■ **What is being asked**: Copy out the data below verbatim.
■ ■ ■
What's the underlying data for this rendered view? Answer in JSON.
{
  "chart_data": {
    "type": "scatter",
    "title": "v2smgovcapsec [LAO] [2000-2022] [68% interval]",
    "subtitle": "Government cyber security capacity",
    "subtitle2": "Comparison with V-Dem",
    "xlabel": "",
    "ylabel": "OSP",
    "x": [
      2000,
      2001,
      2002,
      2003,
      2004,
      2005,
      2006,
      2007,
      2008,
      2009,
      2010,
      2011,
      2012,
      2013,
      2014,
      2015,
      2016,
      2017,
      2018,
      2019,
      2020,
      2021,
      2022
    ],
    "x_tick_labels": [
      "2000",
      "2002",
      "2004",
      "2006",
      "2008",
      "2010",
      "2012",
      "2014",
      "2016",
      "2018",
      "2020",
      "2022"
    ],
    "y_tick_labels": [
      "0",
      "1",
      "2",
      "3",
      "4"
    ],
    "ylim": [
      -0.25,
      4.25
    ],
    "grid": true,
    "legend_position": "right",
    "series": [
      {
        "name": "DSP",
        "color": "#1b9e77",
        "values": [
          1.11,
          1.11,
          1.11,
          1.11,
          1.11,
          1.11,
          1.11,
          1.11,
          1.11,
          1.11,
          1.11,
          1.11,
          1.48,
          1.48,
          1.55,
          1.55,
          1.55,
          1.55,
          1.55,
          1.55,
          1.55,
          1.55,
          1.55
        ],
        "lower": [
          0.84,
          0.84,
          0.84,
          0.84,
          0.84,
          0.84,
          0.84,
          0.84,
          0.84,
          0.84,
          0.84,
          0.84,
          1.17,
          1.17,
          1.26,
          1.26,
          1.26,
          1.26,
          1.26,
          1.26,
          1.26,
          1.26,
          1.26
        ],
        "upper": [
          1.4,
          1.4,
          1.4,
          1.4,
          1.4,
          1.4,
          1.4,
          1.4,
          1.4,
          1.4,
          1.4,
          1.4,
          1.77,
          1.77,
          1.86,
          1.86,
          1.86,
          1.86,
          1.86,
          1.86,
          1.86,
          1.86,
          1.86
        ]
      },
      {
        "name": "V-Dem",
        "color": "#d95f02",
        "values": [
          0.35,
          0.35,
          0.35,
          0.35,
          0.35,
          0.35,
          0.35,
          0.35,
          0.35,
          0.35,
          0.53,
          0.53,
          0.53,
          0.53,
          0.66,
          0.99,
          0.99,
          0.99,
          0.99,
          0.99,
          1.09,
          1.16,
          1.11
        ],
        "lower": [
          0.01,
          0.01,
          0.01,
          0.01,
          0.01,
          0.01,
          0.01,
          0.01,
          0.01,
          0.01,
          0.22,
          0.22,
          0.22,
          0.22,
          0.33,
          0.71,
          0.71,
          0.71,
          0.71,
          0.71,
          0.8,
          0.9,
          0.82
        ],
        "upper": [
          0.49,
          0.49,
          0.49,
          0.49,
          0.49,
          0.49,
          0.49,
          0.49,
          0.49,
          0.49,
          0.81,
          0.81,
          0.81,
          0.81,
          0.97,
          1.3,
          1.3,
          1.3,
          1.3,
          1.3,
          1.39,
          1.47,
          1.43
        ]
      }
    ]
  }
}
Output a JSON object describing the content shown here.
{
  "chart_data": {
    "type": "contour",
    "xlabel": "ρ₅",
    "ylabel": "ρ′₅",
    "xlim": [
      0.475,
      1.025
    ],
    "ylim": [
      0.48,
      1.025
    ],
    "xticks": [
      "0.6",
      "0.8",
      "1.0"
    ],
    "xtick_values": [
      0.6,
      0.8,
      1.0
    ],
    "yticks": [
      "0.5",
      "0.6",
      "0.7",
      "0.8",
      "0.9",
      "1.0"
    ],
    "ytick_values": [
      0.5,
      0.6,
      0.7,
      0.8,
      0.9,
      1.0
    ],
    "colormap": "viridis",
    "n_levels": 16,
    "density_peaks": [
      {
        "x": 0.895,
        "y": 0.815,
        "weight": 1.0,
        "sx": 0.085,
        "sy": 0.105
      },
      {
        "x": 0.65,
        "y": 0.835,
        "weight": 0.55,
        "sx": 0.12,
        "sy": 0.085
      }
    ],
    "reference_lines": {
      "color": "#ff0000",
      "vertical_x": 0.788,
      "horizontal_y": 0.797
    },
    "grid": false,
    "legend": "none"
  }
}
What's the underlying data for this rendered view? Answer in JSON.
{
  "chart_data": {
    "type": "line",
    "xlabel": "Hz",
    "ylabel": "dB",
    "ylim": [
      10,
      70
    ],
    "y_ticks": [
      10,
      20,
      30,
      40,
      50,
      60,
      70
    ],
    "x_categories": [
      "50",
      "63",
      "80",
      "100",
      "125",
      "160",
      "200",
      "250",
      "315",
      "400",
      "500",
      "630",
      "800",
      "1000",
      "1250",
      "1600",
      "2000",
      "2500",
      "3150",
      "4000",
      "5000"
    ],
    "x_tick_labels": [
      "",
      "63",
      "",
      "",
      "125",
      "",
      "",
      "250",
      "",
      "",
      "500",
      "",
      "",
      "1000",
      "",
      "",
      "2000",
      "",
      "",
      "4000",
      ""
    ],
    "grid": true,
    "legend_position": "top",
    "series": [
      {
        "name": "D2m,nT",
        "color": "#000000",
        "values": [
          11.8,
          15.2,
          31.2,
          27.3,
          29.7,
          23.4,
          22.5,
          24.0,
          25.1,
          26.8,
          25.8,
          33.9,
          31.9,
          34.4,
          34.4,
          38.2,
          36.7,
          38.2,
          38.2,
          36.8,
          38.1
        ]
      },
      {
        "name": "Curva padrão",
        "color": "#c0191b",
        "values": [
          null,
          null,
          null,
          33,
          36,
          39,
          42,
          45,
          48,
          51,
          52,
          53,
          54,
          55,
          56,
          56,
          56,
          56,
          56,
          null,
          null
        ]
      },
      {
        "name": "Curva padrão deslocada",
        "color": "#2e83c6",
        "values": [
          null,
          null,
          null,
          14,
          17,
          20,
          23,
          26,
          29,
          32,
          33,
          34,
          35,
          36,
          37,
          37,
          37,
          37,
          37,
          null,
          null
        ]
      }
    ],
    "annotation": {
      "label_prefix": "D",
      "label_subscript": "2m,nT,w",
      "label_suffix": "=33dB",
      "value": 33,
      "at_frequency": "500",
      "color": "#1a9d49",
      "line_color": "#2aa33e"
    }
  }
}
■ ■ ■
■ **The answer**:
What's the underlying data for this rendered view? Answer in JSON.
{
  "chart_data": {
    "type": "scatter",
    "title": "v2smgovcapsec [LAO] [2000-2022] [68% interval]",
    "subtitle": "Government cyber security capacity",
    "subtitle2": "Comparison with V-Dem",
    "xlabel": "",
    "ylabel": "OSP",
    "x": [
      2000,
      2001,
      2002,
      2003,
      2004,
      2005,
      2006,
      2007,
      2008,
      2009,
      2010,
      2011,
      2012,
      2013,
      2014,
      2015,
      2016,
      2017,
      2018,
      2019,
      2020,
      2021,
      2022
    ],
    "x_tick_labels": [
      "2000",
      "2002",
      "2004",
      "2006",
      "2008",
      "2010",
      "2012",
      "2014",
      "2016",
      "2018",
      "2020",
      "2022"
    ],
    "y_tick_labels": [
      "0",
      "1",
      "2",
      "3",
      "4"
    ],
    "ylim": [
      -0.25,
      4.25
    ],
    "grid": true,
    "legend_position": "right",
    "series": [
      {
        "name": "DSP",
        "color": "#1b9e77",
        "values": [
          1.11,
          1.11,
          1.11,
          1.11,
          1.11,
          1.11,
          1.11,
          1.11,
          1.11,
          1.11,
          1.11,
          1.11,
          1.48,
          1.48,
          1.55,
          1.55,
          1.55,
          1.55,
          1.55,
          1.55,
          1.55,
          1.55,
          1.55
        ],
        "lower": [
          0.84,
          0.84,
          0.84,
          0.84,
          0.84,
          0.84,
          0.84,
          0.84,
          0.84,
          0.84,
          0.84,
          0.84,
          1.17,
          1.17,
          1.26,
          1.26,
          1.26,
          1.26,
          1.26,
          1.26,
          1.26,
          1.26,
          1.26
        ],
        "upper": [
          1.4,
          1.4,
          1.4,
          1.4,
          1.4,
          1.4,
          1.4,
          1.4,
          1.4,
          1.4,
          1.4,
          1.4,
          1.77,
          1.77,
          1.86,
          1.86,
          1.86,
          1.86,
          1.86,
          1.86,
          1.86,
          1.86,
          1.86
        ]
      },
      {
        "name": "V-Dem",
        "color": "#d95f02",
        "values": [
          0.35,
          0.35,
          0.35,
          0.35,
          0.35,
          0.35,
          0.35,
          0.35,
          0.35,
          0.35,
          0.53,
          0.53,
          0.53,
          0.53,
          0.66,
          0.99,
          0.99,
          0.99,
          0.99,
          0.99,
          1.09,
          1.16,
          1.11
        ],
        "lower": [
          0.01,
          0.01,
          0.01,
          0.01,
          0.01,
          0.01,
          0.01,
          0.01,
          0.01,
          0.01,
          0.22,
          0.22,
          0.22,
          0.22,
          0.33,
          0.71,
          0.71,
          0.71,
          0.71,
          0.71,
          0.8,
          0.9,
          0.82
        ],
        "upper": [
          0.49,
          0.49,
          0.49,
          0.49,
          0.49,
          0.49,
          0.49,
          0.49,
          0.49,
          0.49,
          0.81,
          0.81,
          0.81,
          0.81,
          0.97,
          1.3,
          1.3,
          1.3,
          1.3,
          1.3,
          1.39,
          1.47,
          1.43
        ]
      }
    ]
  }
}
Output a JSON object describing the content shown here.
{
  "chart_data": {
    "type": "contour",
    "xlabel": "ρ₅",
    "ylabel": "ρ′₅",
    "xlim": [
      0.475,
      1.025
    ],
    "ylim": [
      0.48,
      1.025
    ],
    "xticks": [
      "0.6",
      "0.8",
      "1.0"
    ],
    "xtick_values": [
      0.6,
      0.8,
      1.0
    ],
    "yticks": [
      "0.5",
      "0.6",
      "0.7",
      "0.8",
      "0.9",
      "1.0"
    ],
    "ytick_values": [
      0.5,
      0.6,
      0.7,
      0.8,
      0.9,
      1.0
    ],
    "colormap": "viridis",
    "n_levels": 16,
    "density_peaks": [
      {
        "x": 0.895,
        "y": 0.815,
        "weight": 1.0,
        "sx": 0.085,
        "sy": 0.105
      },
      {
        "x": 0.65,
        "y": 0.835,
        "weight": 0.55,
        "sx": 0.12,
        "sy": 0.085
      }
    ],
    "reference_lines": {
      "color": "#ff0000",
      "vertical_x": 0.788,
      "horizontal_y": 0.797
    },
    "grid": false,
    "legend": "none"
  }
}
What's the underlying data for this rendered view? Answer in JSON.
{
  "chart_data": {
    "type": "line",
    "xlabel": "Hz",
    "ylabel": "dB",
    "ylim": [
      10,
      70
    ],
    "y_ticks": [
      10,
      20,
      30,
      40,
      50,
      60,
      70
    ],
    "x_categories": [
      "50",
      "63",
      "80",
      "100",
      "125",
      "160",
      "200",
      "250",
      "315",
      "400",
      "500",
      "630",
      "800",
      "1000",
      "1250",
      "1600",
      "2000",
      "2500",
      "3150",
      "4000",
      "5000"
    ],
    "x_tick_labels": [
      "",
      "63",
      "",
      "",
      "125",
      "",
      "",
      "250",
      "",
      "",
      "500",
      "",
      "",
      "1000",
      "",
      "",
      "2000",
      "",
      "",
      "4000",
      ""
    ],
    "grid": true,
    "legend_position": "top",
    "series": [
      {
        "name": "D2m,nT",
        "color": "#000000",
        "values": [
          11.8,
          15.2,
          31.2,
          27.3,
          29.7,
          23.4,
          22.5,
          24.0,
          25.1,
          26.8,
          25.8,
          33.9,
          31.9,
          34.4,
          34.4,
          38.2,
          36.7,
          38.2,
          38.2,
          36.8,
          38.1
        ]
      },
      {
        "name": "Curva padrão",
        "color": "#c0191b",
        "values": [
          null,
          null,
          null,
          33,
          36,
          39,
          42,
          45,
          48,
          51,
          52,
          53,
          54,
          55,
          56,
          56,
          56,
          56,
          56,
          null,
          null
        ]
      },
      {
        "name": "Curva padrão deslocada",
        "color": "#2e83c6",
        "values": [
          null,
          null,
          null,
          14,
          17,
          20,
          23,
          26,
          29,
          32,
          33,
          34,
          35,
          36,
          37,
          37,
          37,
          37,
          37,
          null,
          null
        ]
      }
    ],
    "annotation": {
      "label_prefix": "D",
      "label_subscript": "2m,nT,w",
      "label_suffix": "=33dB",
      "value": 33,
      "at_frequency": "500",
      "color": "#1a9d49",
      "line_color": "#2aa33e"
    }
  }
}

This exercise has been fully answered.